**TASK OBJECTIVE**
Write every record out again exactly, and keep images out of it.

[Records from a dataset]

▼▼▼

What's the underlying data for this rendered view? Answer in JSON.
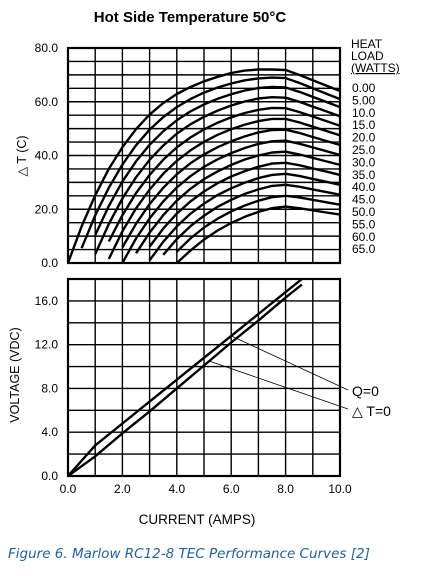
{
  "caption": "Figure 6. Marlow RC12-8 TEC Performance Curves [2]",
  "watermark": "",
  "colors": {
    "ink": "#000000",
    "caption": "#1f5fa6",
    "background": "#ffffff"
  },
  "chart_data": [
    {
      "type": "line",
      "title": "Hot Side Temperature 50°C",
      "ylabel": "△ T (C)",
      "xlabel": "",
      "xlim": [
        0,
        10
      ],
      "ylim": [
        0,
        80
      ],
      "grid": true,
      "yticks": [
        "0.0",
        "20.0",
        "40.0",
        "60.0",
        "80.0"
      ],
      "legend_title": "HEAT LOAD (WATTS)",
      "legend_placement": "right",
      "x": [
        0.0,
        0.5,
        1.0,
        1.5,
        2.0,
        2.5,
        3.0,
        3.5,
        4.0,
        4.5,
        5.0,
        5.5,
        6.0,
        6.5,
        7.0,
        7.5,
        8.0,
        8.5,
        9.0,
        9.5,
        10.0
      ],
      "series": [
        {
          "name": "0.00",
          "values": [
            0.0,
            13.6,
            25.2,
            35.0,
            43.1,
            49.8,
            55.2,
            59.5,
            62.9,
            65.5,
            67.6,
            69.3,
            70.7,
            71.6,
            72.0,
            72.0,
            71.8,
            70.0,
            68.0,
            66.0,
            64.0
          ]
        },
        {
          "name": "5.00",
          "values": [
            null,
            5.5,
            17.7,
            28.0,
            36.6,
            43.8,
            49.6,
            54.3,
            58.0,
            61.0,
            63.4,
            65.3,
            66.8,
            68.0,
            68.7,
            69.0,
            68.8,
            67.0,
            65.0,
            63.0,
            61.0
          ]
        },
        {
          "name": "10.0",
          "values": [
            null,
            null,
            10.4,
            21.2,
            30.3,
            37.8,
            44.0,
            49.0,
            53.1,
            56.4,
            59.0,
            61.1,
            62.8,
            64.2,
            65.1,
            65.5,
            65.3,
            63.7,
            61.8,
            59.9,
            58.0
          ]
        },
        {
          "name": "15.0",
          "values": [
            null,
            null,
            3.3,
            14.5,
            24.0,
            31.9,
            38.4,
            43.7,
            48.1,
            51.6,
            54.4,
            56.7,
            58.6,
            60.1,
            61.2,
            61.7,
            61.5,
            60.0,
            58.2,
            56.4,
            54.6
          ]
        },
        {
          "name": "20.0",
          "values": [
            null,
            null,
            null,
            8.0,
            17.8,
            26.0,
            32.8,
            38.4,
            43.0,
            46.7,
            49.7,
            52.2,
            54.2,
            55.8,
            57.0,
            57.7,
            57.6,
            56.2,
            54.5,
            52.8,
            51.1
          ]
        },
        {
          "name": "25.0",
          "values": [
            null,
            null,
            null,
            1.5,
            11.8,
            20.3,
            27.3,
            33.2,
            38.0,
            41.9,
            45.1,
            47.7,
            49.8,
            51.5,
            52.8,
            53.6,
            53.6,
            52.3,
            50.7,
            49.1,
            47.5
          ]
        },
        {
          "name": "30.0",
          "values": [
            null,
            null,
            null,
            null,
            5.8,
            14.6,
            21.9,
            28.0,
            33.0,
            37.1,
            40.4,
            43.1,
            45.3,
            47.1,
            48.6,
            49.5,
            49.6,
            48.4,
            46.9,
            45.4,
            43.9
          ]
        },
        {
          "name": "35.0",
          "values": [
            null,
            null,
            null,
            null,
            0.0,
            9.1,
            16.6,
            22.9,
            28.1,
            32.3,
            35.8,
            38.6,
            40.9,
            42.8,
            44.3,
            45.3,
            45.5,
            44.4,
            43.0,
            41.6,
            40.2
          ]
        },
        {
          "name": "40.0",
          "values": [
            null,
            null,
            null,
            null,
            null,
            3.6,
            11.3,
            17.8,
            23.2,
            27.6,
            31.2,
            34.1,
            36.5,
            38.5,
            40.0,
            41.1,
            41.4,
            40.4,
            39.1,
            37.8,
            36.5
          ]
        },
        {
          "name": "45.0",
          "values": [
            null,
            null,
            null,
            null,
            null,
            null,
            6.1,
            12.8,
            18.4,
            22.9,
            26.6,
            29.7,
            32.2,
            34.2,
            35.8,
            37.0,
            37.3,
            36.4,
            35.2,
            34.0,
            32.8
          ]
        },
        {
          "name": "50.0",
          "values": [
            null,
            null,
            null,
            null,
            null,
            null,
            1.0,
            7.9,
            13.6,
            18.3,
            22.1,
            25.3,
            27.8,
            29.9,
            31.6,
            32.8,
            33.2,
            32.4,
            31.3,
            30.2,
            29.1
          ]
        },
        {
          "name": "55.0",
          "values": [
            null,
            null,
            null,
            null,
            null,
            null,
            null,
            3.0,
            8.9,
            13.7,
            17.6,
            20.9,
            23.5,
            25.7,
            27.4,
            28.7,
            29.1,
            28.4,
            27.4,
            26.4,
            25.4
          ]
        },
        {
          "name": "60.0",
          "values": [
            null,
            null,
            null,
            null,
            null,
            null,
            null,
            null,
            4.2,
            9.1,
            13.2,
            16.5,
            19.2,
            21.4,
            23.2,
            24.5,
            25.0,
            24.4,
            23.5,
            22.6,
            21.7
          ]
        },
        {
          "name": "65.0",
          "values": [
            null,
            null,
            null,
            null,
            null,
            null,
            null,
            null,
            0.0,
            4.6,
            8.7,
            12.1,
            14.9,
            17.2,
            19.0,
            20.4,
            21.0,
            20.4,
            19.6,
            18.8,
            18.0
          ]
        }
      ]
    },
    {
      "type": "line",
      "title": "",
      "xlabel": "CURRENT (AMPS)",
      "ylabel": "VOLTAGE (VDC)",
      "xlim": [
        0,
        10
      ],
      "ylim": [
        0,
        18
      ],
      "grid": true,
      "xticks": [
        "0.0",
        "2.0",
        "4.0",
        "6.0",
        "8.0",
        "10.0"
      ],
      "yticks": [
        "0.0",
        "4.0",
        "8.0",
        "12.0",
        "16.0"
      ],
      "series": [
        {
          "name": "Q=0",
          "x": [
            0.0,
            1.0,
            2.0,
            3.0,
            4.0,
            5.0,
            6.0,
            7.0,
            8.0,
            8.6
          ],
          "values": [
            0.0,
            2.8,
            4.8,
            6.8,
            8.8,
            10.8,
            12.8,
            14.8,
            16.8,
            18.0
          ]
        },
        {
          "name": "△ T=0",
          "x": [
            0.0,
            1.0,
            2.0,
            3.0,
            4.0,
            5.0,
            6.0,
            7.0,
            8.0,
            8.6
          ],
          "values": [
            0.0,
            1.8,
            3.9,
            5.9,
            8.0,
            10.1,
            12.2,
            14.2,
            16.3,
            17.5
          ]
        }
      ],
      "annotations": [
        "Q=0",
        "△ T=0"
      ]
    }
  ]
}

▲▲▲

**FINAL ANSWER**
What's the underlying data for this rendered view? Answer in JSON.
{
  "caption": "Figure 6. Marlow RC12-8 TEC Performance Curves [2]",
  "watermark": "",
  "colors": {
    "ink": "#000000",
    "caption": "#1f5fa6",
    "background": "#ffffff"
  },
  "chart_data": [
    {
      "type": "line",
      "title": "Hot Side Temperature 50°C",
      "ylabel": "△ T (C)",
      "xlabel": "",
      "xlim": [
        0,
        10
      ],
      "ylim": [
        0,
        80
      ],
      "grid": true,
      "yticks": [
        "0.0",
        "20.0",
        "40.0",
        "60.0",
        "80.0"
      ],
      "legend_title": "HEAT LOAD (WATTS)",
      "legend_placement": "right",
      "x": [
        0.0,
        0.5,
        1.0,
        1.5,
        2.0,
        2.5,
        3.0,
        3.5,
        4.0,
        4.5,
        5.0,
        5.5,
        6.0,
        6.5,
        7.0,
        7.5,
        8.0,
        8.5,
        9.0,
        9.5,
        10.0
      ],
      "series": [
        {
          "name": "0.00",
          "values": [
            0.0,
            13.6,
            25.2,
            35.0,
            43.1,
            49.8,
            55.2,
            59.5,
            62.9,
            65.5,
            67.6,
            69.3,
            70.7,
            71.6,
            72.0,
            72.0,
            71.8,
            70.0,
            68.0,
            66.0,
            64.0
          ]
        },
        {
          "name": "5.00",
          "values": [
            null,
            5.5,
            17.7,
            28.0,
            36.6,
            43.8,
            49.6,
            54.3,
            58.0,
            61.0,
            63.4,
            65.3,
            66.8,
            68.0,
            68.7,
            69.0,
            68.8,
            67.0,
            65.0,
            63.0,
            61.0
          ]
        },
        {
          "name": "10.0",
          "values": [
            null,
            null,
            10.4,
            21.2,
            30.3,
            37.8,
            44.0,
            49.0,
            53.1,
            56.4,
            59.0,
            61.1,
            62.8,
            64.2,
            65.1,
            65.5,
            65.3,
            63.7,
            61.8,
            59.9,
            58.0
          ]
        },
        {
          "name": "15.0",
          "values": [
            null,
            null,
            3.3,
            14.5,
            24.0,
            31.9,
            38.4,
            43.7,
            48.1,
            51.6,
            54.4,
            56.7,
            58.6,
            60.1,
            61.2,
            61.7,
            61.5,
            60.0,
            58.2,
            56.4,
            54.6
          ]
        },
        {
          "name": "20.0",
          "values": [
            null,
            null,
            null,
            8.0,
            17.8,
            26.0,
            32.8,
            38.4,
            43.0,
            46.7,
            49.7,
            52.2,
            54.2,
            55.8,
            57.0,
            57.7,
            57.6,
            56.2,
            54.5,
            52.8,
            51.1
          ]
        },
        {
          "name": "25.0",
          "values": [
            null,
            null,
            null,
            1.5,
            11.8,
            20.3,
            27.3,
            33.2,
            38.0,
            41.9,
            45.1,
            47.7,
            49.8,
            51.5,
            52.8,
            53.6,
            53.6,
            52.3,
            50.7,
            49.1,
            47.5
          ]
        },
        {
          "name": "30.0",
          "values": [
            null,
            null,
            null,
            null,
            5.8,
            14.6,
            21.9,
            28.0,
            33.0,
            37.1,
            40.4,
            43.1,
            45.3,
            47.1,
            48.6,
            49.5,
            49.6,
            48.4,
            46.9,
            45.4,
            43.9
          ]
        },
        {
          "name": "35.0",
          "values": [
            null,
            null,
            null,
            null,
            0.0,
            9.1,
            16.6,
            22.9,
            28.1,
            32.3,
            35.8,
            38.6,
            40.9,
            42.8,
            44.3,
            45.3,
            45.5,
            44.4,
            43.0,
            41.6,
            40.2
          ]
        },
        {
          "name": "40.0",
          "values": [
            null,
            null,
            null,
            null,
            null,
            3.6,
            11.3,
            17.8,
            23.2,
            27.6,
            31.2,
            34.1,
            36.5,
            38.5,
            40.0,
            41.1,
            41.4,
            40.4,
            39.1,
            37.8,
            36.5
          ]
        },
        {
          "name": "45.0",
          "values": [
            null,
            null,
            null,
            null,
            null,
            null,
            6.1,
            12.8,
            18.4,
            22.9,
            26.6,
            29.7,
            32.2,
            34.2,
            35.8,
            37.0,
            37.3,
            36.4,
            35.2,
            34.0,
            32.8
          ]
        },
        {
          "name": "50.0",
          "values": [
            null,
            null,
            null,
            null,
            null,
            null,
            1.0,
            7.9,
            13.6,
            18.3,
            22.1,
            25.3,
            27.8,
            29.9,
            31.6,
            32.8,
            33.2,
            32.4,
            31.3,
            30.2,
            29.1
          ]
        },
        {
          "name": "55.0",
          "values": [
            null,
            null,
            null,
            null,
            null,
            null,
            null,
            3.0,
            8.9,
            13.7,
            17.6,
            20.9,
            23.5,
            25.7,
            27.4,
            28.7,
            29.1,
            28.4,
            27.4,
            26.4,
            25.4
          ]
        },
        {
          "name": "60.0",
          "values": [
            null,
            null,
            null,
            null,
            null,
            null,
            null,
            null,
            4.2,
            9.1,
            13.2,
            16.5,
            19.2,
            21.4,
            23.2,
            24.5,
            25.0,
            24.4,
            23.5,
            22.6,
            21.7
          ]
        },
        {
          "name": "65.0",
          "values": [
            null,
            null,
            null,
            null,
            null,
            null,
            null,
            null,
            0.0,
            4.6,
            8.7,
            12.1,
            14.9,
            17.2,
            19.0,
            20.4,
            21.0,
            20.4,
            19.6,
            18.8,
            18.0
          ]
        }
      ]
    },
    {
      "type": "line",
      "title": "",
      "xlabel": "CURRENT (AMPS)",
      "ylabel": "VOLTAGE (VDC)",
      "xlim": [
        0,
        10
      ],
      "ylim": [
        0,
        18
      ],
      "grid": true,
      "xticks": [
        "0.0",
        "2.0",
        "4.0",
        "6.0",
        "8.0",
        "10.0"
      ],
      "yticks": [
        "0.0",
        "4.0",
        "8.0",
        "12.0",
        "16.0"
      ],
      "series": [
        {
          "name": "Q=0",
          "x": [
            0.0,
            1.0,
            2.0,
            3.0,
            4.0,
            5.0,
            6.0,
            7.0,
            8.0,
            8.6
          ],
          "values": [
            0.0,
            2.8,
            4.8,
            6.8,
            8.8,
            10.8,
            12.8,
            14.8,
            16.8,
            18.0
          ]
        },
        {
          "name": "△ T=0",
          "x": [
            0.0,
            1.0,
            2.0,
            3.0,
            4.0,
            5.0,
            6.0,
            7.0,
            8.0,
            8.6
          ],
          "values": [
            0.0,
            1.8,
            3.9,
            5.9,
            8.0,
            10.1,
            12.2,
            14.2,
            16.3,
            17.5
          ]
        }
      ],
      "annotations": [
        "Q=0",
        "△ T=0"
      ]
    }
  ]
}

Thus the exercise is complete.